The task
Transcribe all of the records word for word, but omit the pictures.

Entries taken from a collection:
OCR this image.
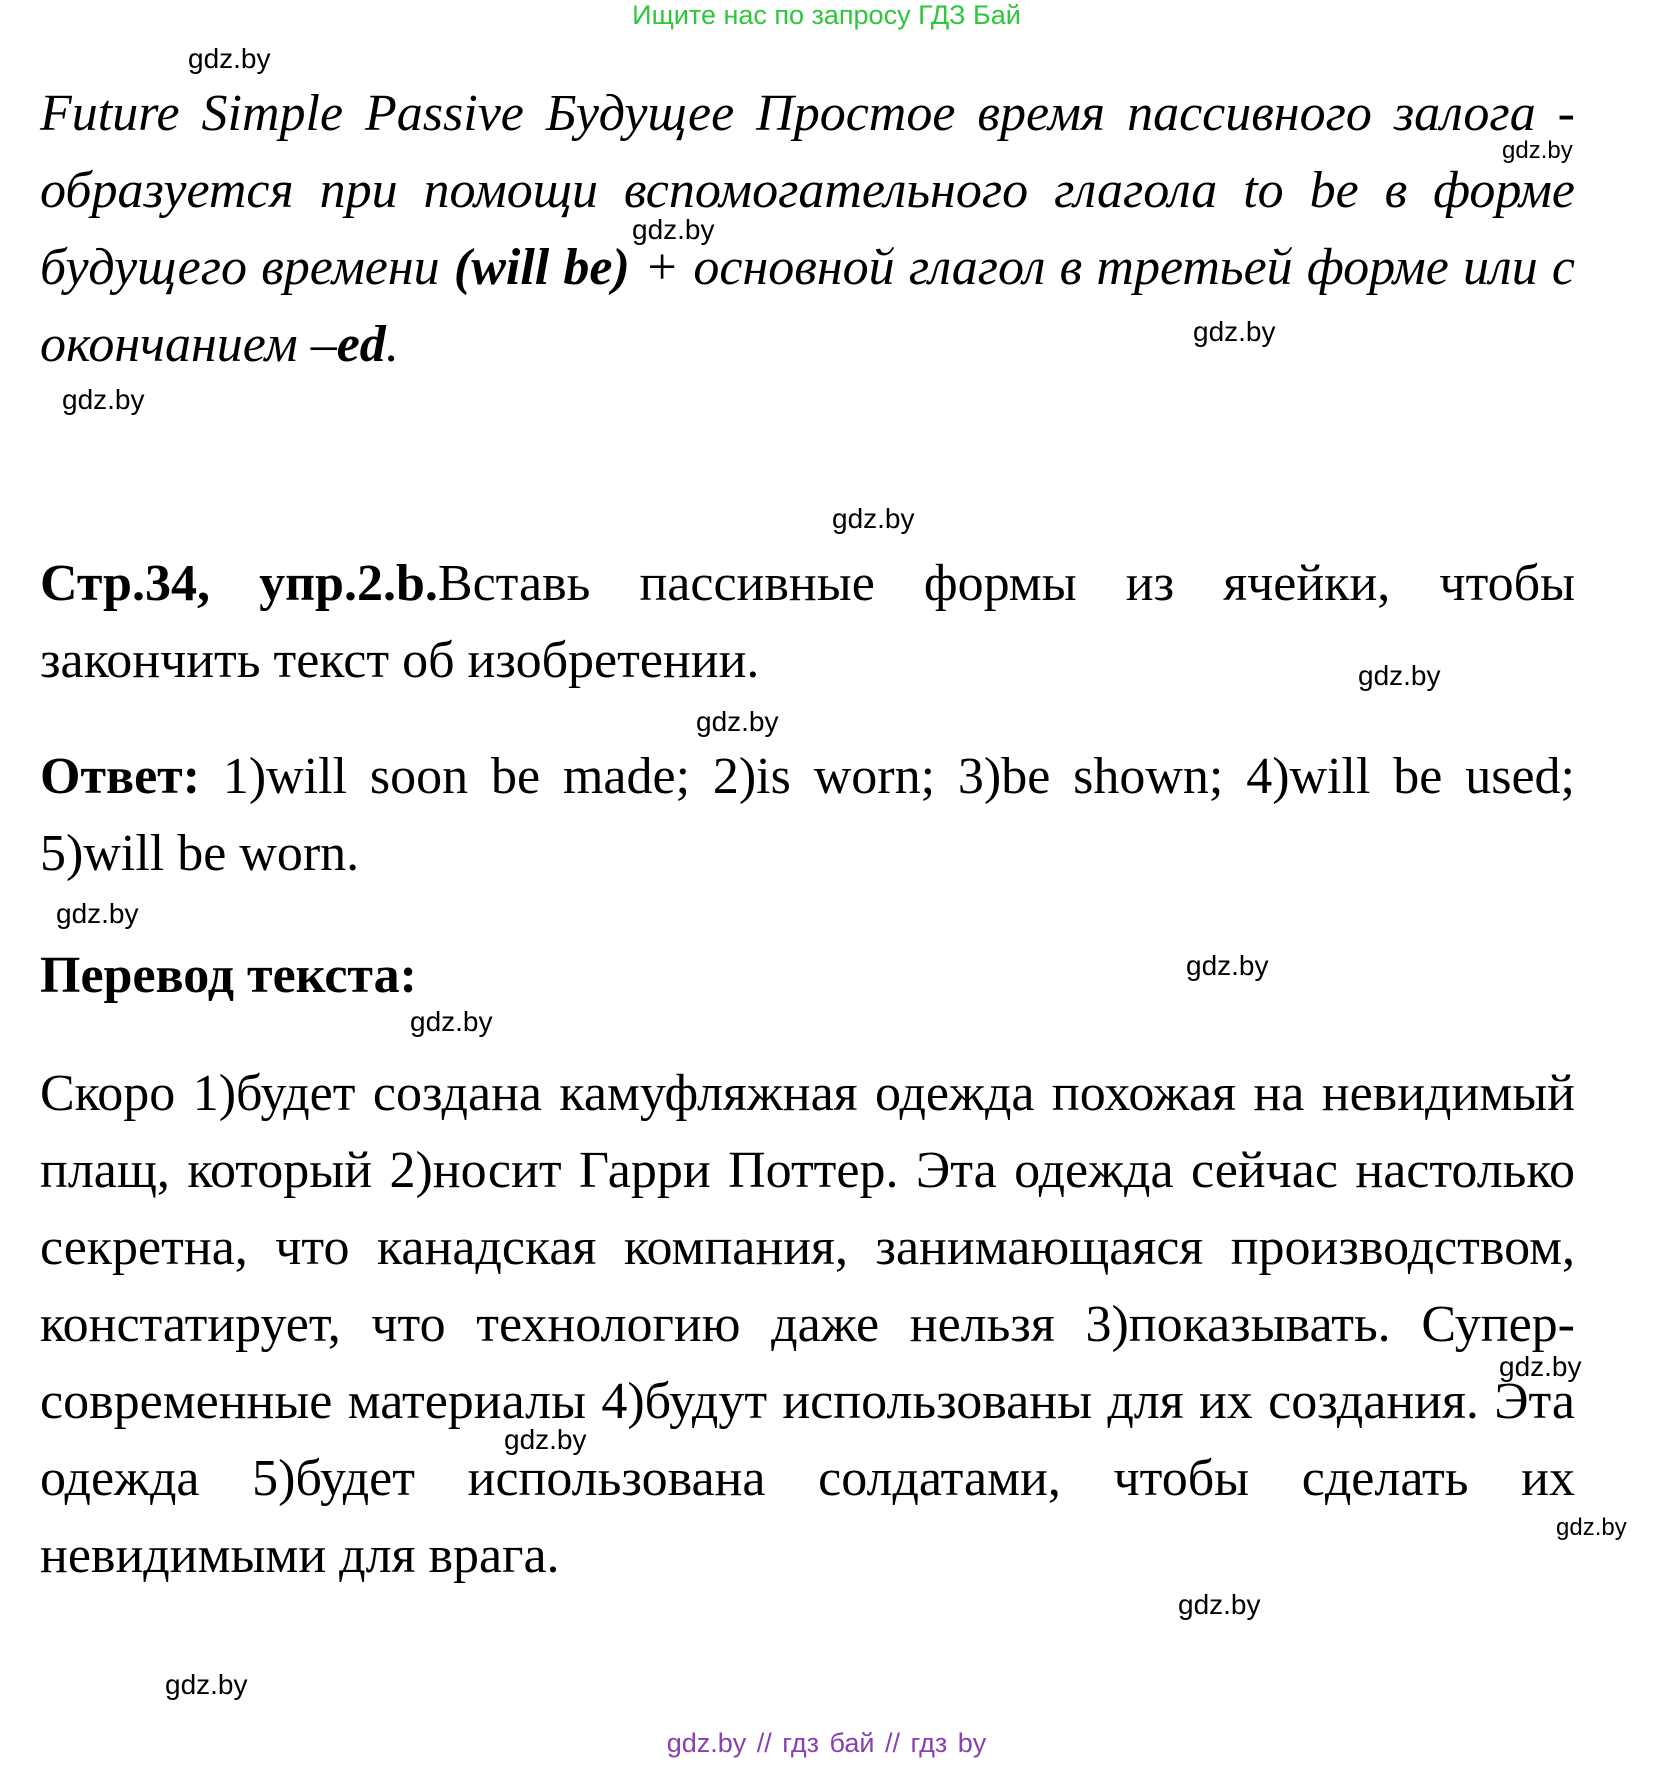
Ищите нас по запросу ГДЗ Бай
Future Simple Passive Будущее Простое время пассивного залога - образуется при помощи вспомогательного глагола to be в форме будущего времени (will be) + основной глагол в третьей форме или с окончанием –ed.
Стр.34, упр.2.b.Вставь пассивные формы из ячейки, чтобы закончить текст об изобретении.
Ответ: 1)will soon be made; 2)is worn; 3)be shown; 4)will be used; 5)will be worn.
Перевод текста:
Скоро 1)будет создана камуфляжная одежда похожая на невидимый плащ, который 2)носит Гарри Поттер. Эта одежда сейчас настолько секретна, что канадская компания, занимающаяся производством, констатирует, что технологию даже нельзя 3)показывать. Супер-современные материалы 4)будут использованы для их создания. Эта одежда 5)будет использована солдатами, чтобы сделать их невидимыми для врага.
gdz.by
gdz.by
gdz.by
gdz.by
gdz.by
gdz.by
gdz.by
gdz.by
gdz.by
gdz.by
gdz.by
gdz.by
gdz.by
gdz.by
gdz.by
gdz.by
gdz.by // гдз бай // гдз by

Written response
OCR this image.
Ищите нас по запросу ГДЗ Бай
Future Simple Passive Будущее Простое время пассивного залога - образуется при помощи вспомогательного глагола to be в форме будущего времени (will be) + основной глагол в третьей форме или с окончанием –ed.
Стр.34, упр.2.b.Вставь пассивные формы из ячейки, чтобы закончить текст об изобретении.
Ответ: 1)will soon be made; 2)is worn; 3)be shown; 4)will be used; 5)will be worn.
Перевод текста:
Скоро 1)будет создана камуфляжная одежда похожая на невидимый плащ, который 2)носит Гарри Поттер. Эта одежда сейчас настолько секретна, что канадская компания, занимающаяся производством, констатирует, что технологию даже нельзя 3)показывать. Супер-современные материалы 4)будут использованы для их создания. Эта одежда 5)будет использована солдатами, чтобы сделать их невидимыми для врага.
gdz.by
gdz.by
gdz.by
gdz.by
gdz.by
gdz.by
gdz.by
gdz.by
gdz.by
gdz.by
gdz.by
gdz.by
gdz.by
gdz.by
gdz.by
gdz.by
gdz.by // гдз бай // гдз by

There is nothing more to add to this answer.